● **WHAT TO PRODUCE**
Your answer should be a single number: the count of lines that hold the word "South".
□ □ □ □ □ □ □
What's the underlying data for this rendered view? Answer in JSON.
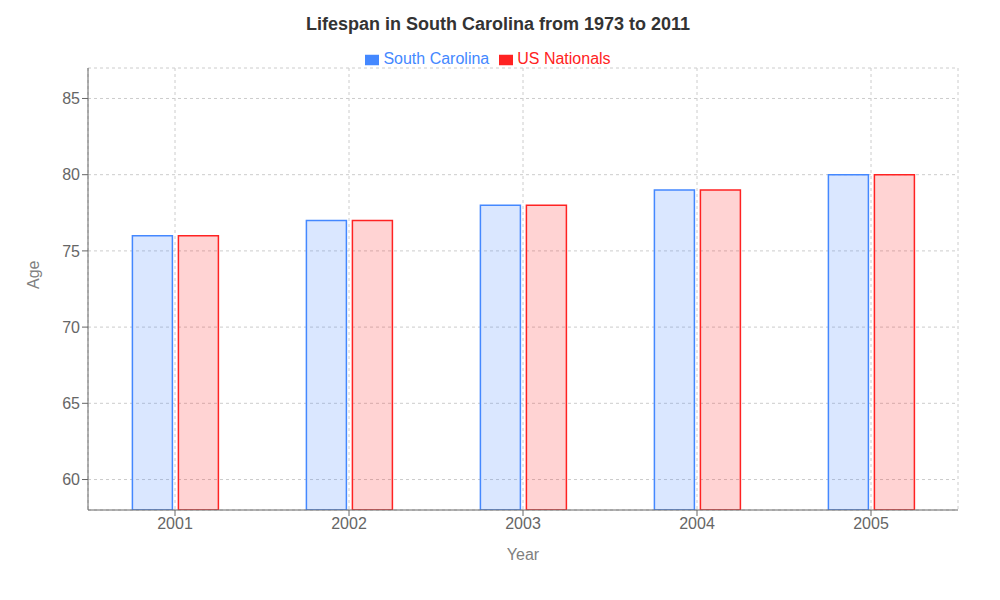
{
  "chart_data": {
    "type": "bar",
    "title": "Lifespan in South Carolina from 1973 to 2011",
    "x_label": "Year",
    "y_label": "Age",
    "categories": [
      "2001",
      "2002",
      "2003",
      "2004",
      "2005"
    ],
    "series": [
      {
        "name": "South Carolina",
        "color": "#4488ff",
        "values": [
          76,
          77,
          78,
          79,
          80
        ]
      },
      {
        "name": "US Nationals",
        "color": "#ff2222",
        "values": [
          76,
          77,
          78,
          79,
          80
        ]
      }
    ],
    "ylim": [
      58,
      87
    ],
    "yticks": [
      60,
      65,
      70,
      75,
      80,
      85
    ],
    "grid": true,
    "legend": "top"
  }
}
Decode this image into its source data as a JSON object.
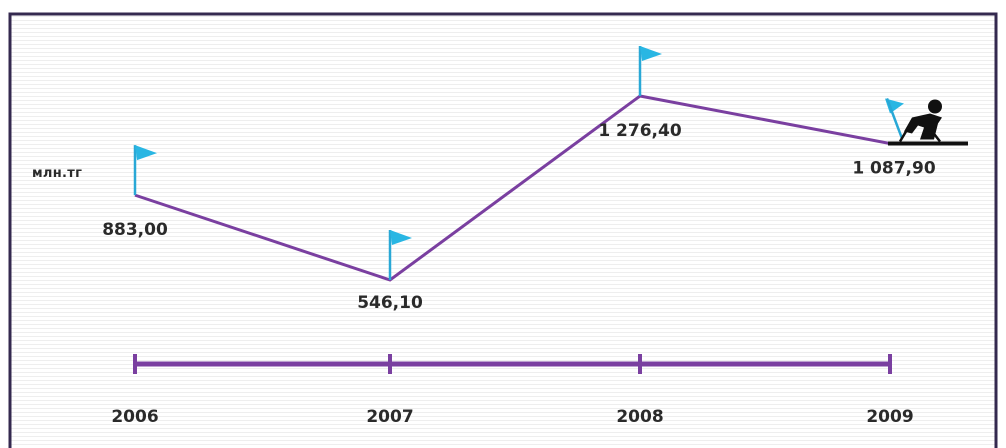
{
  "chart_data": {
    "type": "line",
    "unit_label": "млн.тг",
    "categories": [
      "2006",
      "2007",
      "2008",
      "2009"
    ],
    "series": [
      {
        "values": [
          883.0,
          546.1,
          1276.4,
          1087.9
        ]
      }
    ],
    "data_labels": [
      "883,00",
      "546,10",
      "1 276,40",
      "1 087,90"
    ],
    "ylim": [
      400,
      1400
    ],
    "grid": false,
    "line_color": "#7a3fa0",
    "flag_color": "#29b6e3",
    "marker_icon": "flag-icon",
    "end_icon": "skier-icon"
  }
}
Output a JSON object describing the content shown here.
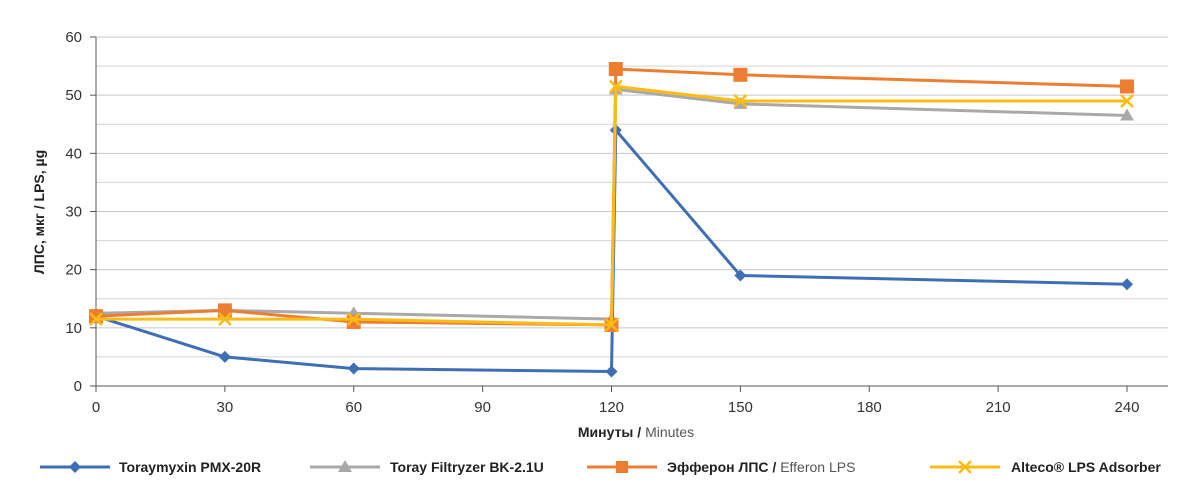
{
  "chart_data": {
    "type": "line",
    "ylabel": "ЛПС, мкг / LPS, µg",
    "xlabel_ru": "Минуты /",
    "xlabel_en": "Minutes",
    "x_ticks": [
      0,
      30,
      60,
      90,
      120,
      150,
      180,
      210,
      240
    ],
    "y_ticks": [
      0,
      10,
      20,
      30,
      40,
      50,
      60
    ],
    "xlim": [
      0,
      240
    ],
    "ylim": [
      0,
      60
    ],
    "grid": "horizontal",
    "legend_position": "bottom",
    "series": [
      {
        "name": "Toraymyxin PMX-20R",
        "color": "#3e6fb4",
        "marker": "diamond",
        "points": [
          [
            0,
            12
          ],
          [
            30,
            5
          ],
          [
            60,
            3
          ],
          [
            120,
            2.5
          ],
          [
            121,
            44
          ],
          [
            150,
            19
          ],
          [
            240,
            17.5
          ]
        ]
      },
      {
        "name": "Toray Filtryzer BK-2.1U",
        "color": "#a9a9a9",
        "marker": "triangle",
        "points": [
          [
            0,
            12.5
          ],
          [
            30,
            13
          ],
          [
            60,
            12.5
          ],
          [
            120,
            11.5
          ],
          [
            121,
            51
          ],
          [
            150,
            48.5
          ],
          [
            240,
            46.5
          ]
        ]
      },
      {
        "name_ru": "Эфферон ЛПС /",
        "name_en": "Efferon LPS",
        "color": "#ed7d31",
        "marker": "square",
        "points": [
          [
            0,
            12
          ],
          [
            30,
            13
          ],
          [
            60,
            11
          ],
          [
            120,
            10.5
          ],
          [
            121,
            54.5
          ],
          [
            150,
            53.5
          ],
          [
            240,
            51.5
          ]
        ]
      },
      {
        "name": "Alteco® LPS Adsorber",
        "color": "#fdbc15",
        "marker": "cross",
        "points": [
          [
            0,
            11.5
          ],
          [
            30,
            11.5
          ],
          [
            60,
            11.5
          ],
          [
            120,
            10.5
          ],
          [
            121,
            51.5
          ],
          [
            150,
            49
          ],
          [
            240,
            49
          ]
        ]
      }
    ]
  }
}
□ □ □ □ □ □ □
● **FULL ANSWER**
2